**Given problem**. Lines holding the string "Polskiego" are the ones to copy; find them all in the data.

— start Task inputs —

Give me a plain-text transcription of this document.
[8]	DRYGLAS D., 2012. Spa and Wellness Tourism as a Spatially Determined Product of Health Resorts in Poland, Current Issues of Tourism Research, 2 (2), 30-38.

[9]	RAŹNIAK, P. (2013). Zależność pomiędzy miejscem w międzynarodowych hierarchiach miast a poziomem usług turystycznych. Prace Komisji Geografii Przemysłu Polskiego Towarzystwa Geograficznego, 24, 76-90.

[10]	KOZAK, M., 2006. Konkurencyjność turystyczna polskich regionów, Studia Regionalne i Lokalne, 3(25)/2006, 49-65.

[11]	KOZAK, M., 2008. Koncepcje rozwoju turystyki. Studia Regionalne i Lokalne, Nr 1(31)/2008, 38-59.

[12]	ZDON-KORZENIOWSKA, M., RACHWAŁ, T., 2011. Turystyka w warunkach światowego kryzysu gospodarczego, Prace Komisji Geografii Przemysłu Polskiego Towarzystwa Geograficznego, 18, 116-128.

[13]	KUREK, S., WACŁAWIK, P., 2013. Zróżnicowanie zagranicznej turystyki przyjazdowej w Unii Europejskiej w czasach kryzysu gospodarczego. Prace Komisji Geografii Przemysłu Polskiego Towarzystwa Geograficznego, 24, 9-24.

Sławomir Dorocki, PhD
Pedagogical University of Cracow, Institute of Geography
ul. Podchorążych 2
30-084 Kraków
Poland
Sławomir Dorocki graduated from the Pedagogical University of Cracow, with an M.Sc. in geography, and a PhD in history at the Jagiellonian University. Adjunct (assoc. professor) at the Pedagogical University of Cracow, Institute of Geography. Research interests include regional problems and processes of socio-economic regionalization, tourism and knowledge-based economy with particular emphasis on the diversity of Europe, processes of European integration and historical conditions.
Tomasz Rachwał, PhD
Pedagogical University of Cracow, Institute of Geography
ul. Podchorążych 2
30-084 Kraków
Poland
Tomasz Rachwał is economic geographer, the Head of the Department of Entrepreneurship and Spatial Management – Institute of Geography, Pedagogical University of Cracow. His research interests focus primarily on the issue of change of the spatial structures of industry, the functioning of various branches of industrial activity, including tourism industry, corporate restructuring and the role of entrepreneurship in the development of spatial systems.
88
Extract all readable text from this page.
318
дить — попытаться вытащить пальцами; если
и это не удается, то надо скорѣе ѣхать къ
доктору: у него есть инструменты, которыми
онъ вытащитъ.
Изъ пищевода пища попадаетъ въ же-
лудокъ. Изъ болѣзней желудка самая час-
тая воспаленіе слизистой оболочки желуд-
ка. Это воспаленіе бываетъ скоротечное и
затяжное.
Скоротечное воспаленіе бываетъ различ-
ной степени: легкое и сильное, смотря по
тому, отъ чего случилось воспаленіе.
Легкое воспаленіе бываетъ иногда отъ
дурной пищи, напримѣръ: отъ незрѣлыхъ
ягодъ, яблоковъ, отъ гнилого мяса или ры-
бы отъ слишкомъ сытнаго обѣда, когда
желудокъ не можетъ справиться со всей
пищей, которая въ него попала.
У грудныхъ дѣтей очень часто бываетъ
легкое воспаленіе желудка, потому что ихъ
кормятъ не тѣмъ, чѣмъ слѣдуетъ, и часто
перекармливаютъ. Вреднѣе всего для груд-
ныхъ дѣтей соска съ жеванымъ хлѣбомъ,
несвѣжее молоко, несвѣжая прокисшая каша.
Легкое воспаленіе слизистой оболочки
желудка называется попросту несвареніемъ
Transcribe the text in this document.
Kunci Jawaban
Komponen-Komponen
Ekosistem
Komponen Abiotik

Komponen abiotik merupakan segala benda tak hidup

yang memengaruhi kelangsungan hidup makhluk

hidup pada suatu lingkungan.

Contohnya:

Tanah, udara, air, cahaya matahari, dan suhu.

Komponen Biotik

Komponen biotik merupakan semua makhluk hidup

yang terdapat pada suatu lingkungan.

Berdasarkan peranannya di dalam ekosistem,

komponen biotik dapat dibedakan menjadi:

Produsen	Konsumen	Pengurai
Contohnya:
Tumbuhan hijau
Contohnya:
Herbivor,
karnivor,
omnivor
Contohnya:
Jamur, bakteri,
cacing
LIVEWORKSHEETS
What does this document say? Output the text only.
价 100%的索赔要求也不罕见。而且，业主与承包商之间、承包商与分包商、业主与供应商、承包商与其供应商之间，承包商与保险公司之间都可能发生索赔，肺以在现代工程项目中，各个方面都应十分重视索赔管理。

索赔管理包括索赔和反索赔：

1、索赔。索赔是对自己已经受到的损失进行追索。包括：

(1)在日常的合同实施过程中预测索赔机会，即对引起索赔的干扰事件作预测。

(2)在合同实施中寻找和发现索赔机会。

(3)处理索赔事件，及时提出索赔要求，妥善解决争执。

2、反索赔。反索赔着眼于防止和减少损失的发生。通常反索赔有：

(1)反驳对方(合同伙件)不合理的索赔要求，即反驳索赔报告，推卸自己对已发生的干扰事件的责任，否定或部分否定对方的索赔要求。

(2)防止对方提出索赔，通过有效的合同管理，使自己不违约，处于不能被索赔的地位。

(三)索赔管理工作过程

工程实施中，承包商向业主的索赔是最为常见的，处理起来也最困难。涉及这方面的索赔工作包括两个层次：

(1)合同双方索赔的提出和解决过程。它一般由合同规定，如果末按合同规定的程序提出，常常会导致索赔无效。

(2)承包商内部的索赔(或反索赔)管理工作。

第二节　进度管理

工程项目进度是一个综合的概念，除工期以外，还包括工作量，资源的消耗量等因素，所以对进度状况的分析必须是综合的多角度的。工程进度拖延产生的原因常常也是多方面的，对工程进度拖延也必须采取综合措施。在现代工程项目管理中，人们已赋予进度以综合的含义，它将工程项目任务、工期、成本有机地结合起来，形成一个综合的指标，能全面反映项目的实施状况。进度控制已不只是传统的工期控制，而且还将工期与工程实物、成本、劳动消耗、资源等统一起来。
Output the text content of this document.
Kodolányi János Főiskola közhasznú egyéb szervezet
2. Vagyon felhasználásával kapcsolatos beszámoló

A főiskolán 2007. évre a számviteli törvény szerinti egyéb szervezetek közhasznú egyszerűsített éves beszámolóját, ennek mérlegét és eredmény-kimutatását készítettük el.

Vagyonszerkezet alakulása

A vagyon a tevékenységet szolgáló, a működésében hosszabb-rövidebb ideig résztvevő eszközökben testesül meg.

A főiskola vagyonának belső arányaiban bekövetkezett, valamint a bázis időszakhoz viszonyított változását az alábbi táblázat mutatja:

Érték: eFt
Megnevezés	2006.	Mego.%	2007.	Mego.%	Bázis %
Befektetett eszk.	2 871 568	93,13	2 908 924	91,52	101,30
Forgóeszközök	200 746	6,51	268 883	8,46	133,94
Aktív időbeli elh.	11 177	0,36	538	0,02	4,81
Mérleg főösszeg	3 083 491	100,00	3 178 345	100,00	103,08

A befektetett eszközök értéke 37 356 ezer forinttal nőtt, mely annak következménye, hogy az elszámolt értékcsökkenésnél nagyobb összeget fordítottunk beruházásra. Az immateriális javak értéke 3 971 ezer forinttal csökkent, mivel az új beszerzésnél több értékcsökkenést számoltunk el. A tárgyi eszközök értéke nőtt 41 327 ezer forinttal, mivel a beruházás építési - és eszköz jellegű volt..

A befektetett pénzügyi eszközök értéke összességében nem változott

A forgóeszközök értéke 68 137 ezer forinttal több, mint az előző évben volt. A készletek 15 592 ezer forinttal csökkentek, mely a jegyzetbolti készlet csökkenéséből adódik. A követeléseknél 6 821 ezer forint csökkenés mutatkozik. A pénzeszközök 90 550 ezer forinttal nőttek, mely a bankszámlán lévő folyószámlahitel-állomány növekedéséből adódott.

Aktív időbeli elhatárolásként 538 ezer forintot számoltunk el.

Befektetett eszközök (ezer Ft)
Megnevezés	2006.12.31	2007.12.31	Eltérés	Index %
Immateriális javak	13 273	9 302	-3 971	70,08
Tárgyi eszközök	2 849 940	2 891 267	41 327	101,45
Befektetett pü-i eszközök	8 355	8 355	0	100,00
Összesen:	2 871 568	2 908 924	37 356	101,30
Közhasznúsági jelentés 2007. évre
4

— end Task inputs —

**Final result**.
[9]	RAŹNIAK, P. (2013). Zależność pomiędzy miejscem w międzynarodowych hierarchiach miast a poziomem usług turystycznych. Prace Komisji Geografii Przemysłu Polskiego Towarzystwa Geograficznego, 24, 76-90.
[12]	ZDON-KORZENIOWSKA, M., RACHWAŁ, T., 2011. Turystyka w warunkach światowego kryzysu gospodarczego, Prace Komisji Geografii Przemysłu Polskiego Towarzystwa Geograficznego, 18, 116-128.
[13]	KUREK, S., WACŁAWIK, P., 2013. Zróżnicowanie zagranicznej turystyki przyjazdowej w Unii Europejskiej w czasach kryzysu gospodarczego. Prace Komisji Geografii Przemysłu Polskiego Towarzystwa Geograficznego, 24, 9-24.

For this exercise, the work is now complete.